--- START Given information ---

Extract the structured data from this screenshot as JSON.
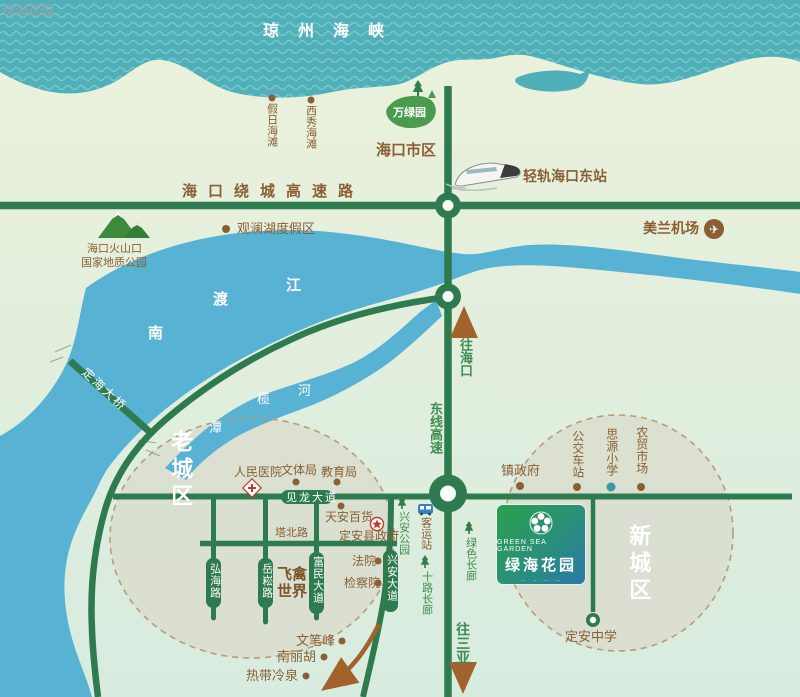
{
  "watermark": "绿海花园",
  "sea": {
    "name": "琼州海峡"
  },
  "beaches": {
    "holiday": "假日海滩",
    "xixiu": "西秀海滩"
  },
  "city": {
    "haikou": "海口市区"
  },
  "parks": {
    "wanlv": "万绿园",
    "xingan_park": "兴安公园",
    "green_corridor": "绿色长廊",
    "shilu_corridor": "十路长廊"
  },
  "transport": {
    "light_rail": "轻轨海口东站",
    "airport": "美兰机场",
    "ring_expressway": "海口绕城高速路",
    "east_expressway": "东线高速",
    "to_haikou": "往海口",
    "to_sanya": "往三亚",
    "coach_station": "客运站",
    "bus_stop": "公交车站",
    "dinghai_bridge": "定海大桥"
  },
  "nature": {
    "volcano_line1": "海口火山口",
    "volcano_line2": "国家地质公园",
    "guanlanhu": "观澜湖度假区",
    "nandu_chars": [
      "南",
      "渡",
      "江"
    ],
    "tanlan_chars": [
      "潭",
      "榄",
      "河"
    ],
    "wenbi_peak": "文笔峰",
    "nanlihu": "南丽胡",
    "hot_spring": "热带冷泉",
    "bird_world": "飞禽世界"
  },
  "districts": {
    "old": "老城区",
    "new": "新城区"
  },
  "roads": {
    "jianlong": "见龙大道",
    "tabei": "塔北路",
    "honghai": "弘海路",
    "yuesong": "岳崧路",
    "fumin": "富民大道",
    "xingan": "兴安大道"
  },
  "pois": {
    "hospital": "人民医院",
    "sports_bureau": "文体局",
    "education_bureau": "教育局",
    "tianan_store": "天安百货",
    "county_gov": "定安县政府",
    "court": "法院",
    "procuratorate": "检察院",
    "town_gov": "镇政府",
    "siyuan_school": "思源小学",
    "farmers_market": "农贸市场",
    "dingan_school": "定安中学"
  },
  "logo": {
    "en": "GREEN SEA GARDEN",
    "cn": "绿海花园",
    "tagline": "— · — · — · —"
  },
  "icons": {
    "plane": "✈"
  },
  "colors": {
    "sea": "#4fb0ba",
    "sea_wave": "#79c6cb",
    "river": "#57b2d4",
    "land_north": "#ecf2db",
    "land_south": "#d7ebdf",
    "road_green": "#2e7b50",
    "label_brown": "#8a5f33",
    "label_green": "#3f8d53",
    "district_fill": "#d9dccd",
    "district_dash": "#b99b79",
    "logo_green": "#2aa04c",
    "logo_blue": "#2779ab",
    "marker_red": "#c23b2e",
    "marker_teal": "#3f98a6",
    "arrow_brown": "#a2622c"
  }
}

--- END Given information ---

Images do not belong in the copy; reproduce all other parts of the records above verbatim.

-- Output below --
Extract the structured data from this screenshot as JSON.
{
  "watermark": "绿海花园",
  "sea": {
    "name": "琼州海峡"
  },
  "beaches": {
    "holiday": "假日海滩",
    "xixiu": "西秀海滩"
  },
  "city": {
    "haikou": "海口市区"
  },
  "parks": {
    "wanlv": "万绿园",
    "xingan_park": "兴安公园",
    "green_corridor": "绿色长廊",
    "shilu_corridor": "十路长廊"
  },
  "transport": {
    "light_rail": "轻轨海口东站",
    "airport": "美兰机场",
    "ring_expressway": "海口绕城高速路",
    "east_expressway": "东线高速",
    "to_haikou": "往海口",
    "to_sanya": "往三亚",
    "coach_station": "客运站",
    "bus_stop": "公交车站",
    "dinghai_bridge": "定海大桥"
  },
  "nature": {
    "volcano_line1": "海口火山口",
    "volcano_line2": "国家地质公园",
    "guanlanhu": "观澜湖度假区",
    "nandu_chars": [
      "南",
      "渡",
      "江"
    ],
    "tanlan_chars": [
      "潭",
      "榄",
      "河"
    ],
    "wenbi_peak": "文笔峰",
    "nanlihu": "南丽胡",
    "hot_spring": "热带冷泉",
    "bird_world": "飞禽世界"
  },
  "districts": {
    "old": "老城区",
    "new": "新城区"
  },
  "roads": {
    "jianlong": "见龙大道",
    "tabei": "塔北路",
    "honghai": "弘海路",
    "yuesong": "岳崧路",
    "fumin": "富民大道",
    "xingan": "兴安大道"
  },
  "pois": {
    "hospital": "人民医院",
    "sports_bureau": "文体局",
    "education_bureau": "教育局",
    "tianan_store": "天安百货",
    "county_gov": "定安县政府",
    "court": "法院",
    "procuratorate": "检察院",
    "town_gov": "镇政府",
    "siyuan_school": "思源小学",
    "farmers_market": "农贸市场",
    "dingan_school": "定安中学"
  },
  "logo": {
    "en": "GREEN SEA GARDEN",
    "cn": "绿海花园",
    "tagline": "— · — · — · —"
  },
  "icons": {
    "plane": "✈"
  },
  "colors": {
    "sea": "#4fb0ba",
    "sea_wave": "#79c6cb",
    "river": "#57b2d4",
    "land_north": "#ecf2db",
    "land_south": "#d7ebdf",
    "road_green": "#2e7b50",
    "label_brown": "#8a5f33",
    "label_green": "#3f8d53",
    "district_fill": "#d9dccd",
    "district_dash": "#b99b79",
    "logo_green": "#2aa04c",
    "logo_blue": "#2779ab",
    "marker_red": "#c23b2e",
    "marker_teal": "#3f98a6",
    "arrow_brown": "#a2622c"
  }
}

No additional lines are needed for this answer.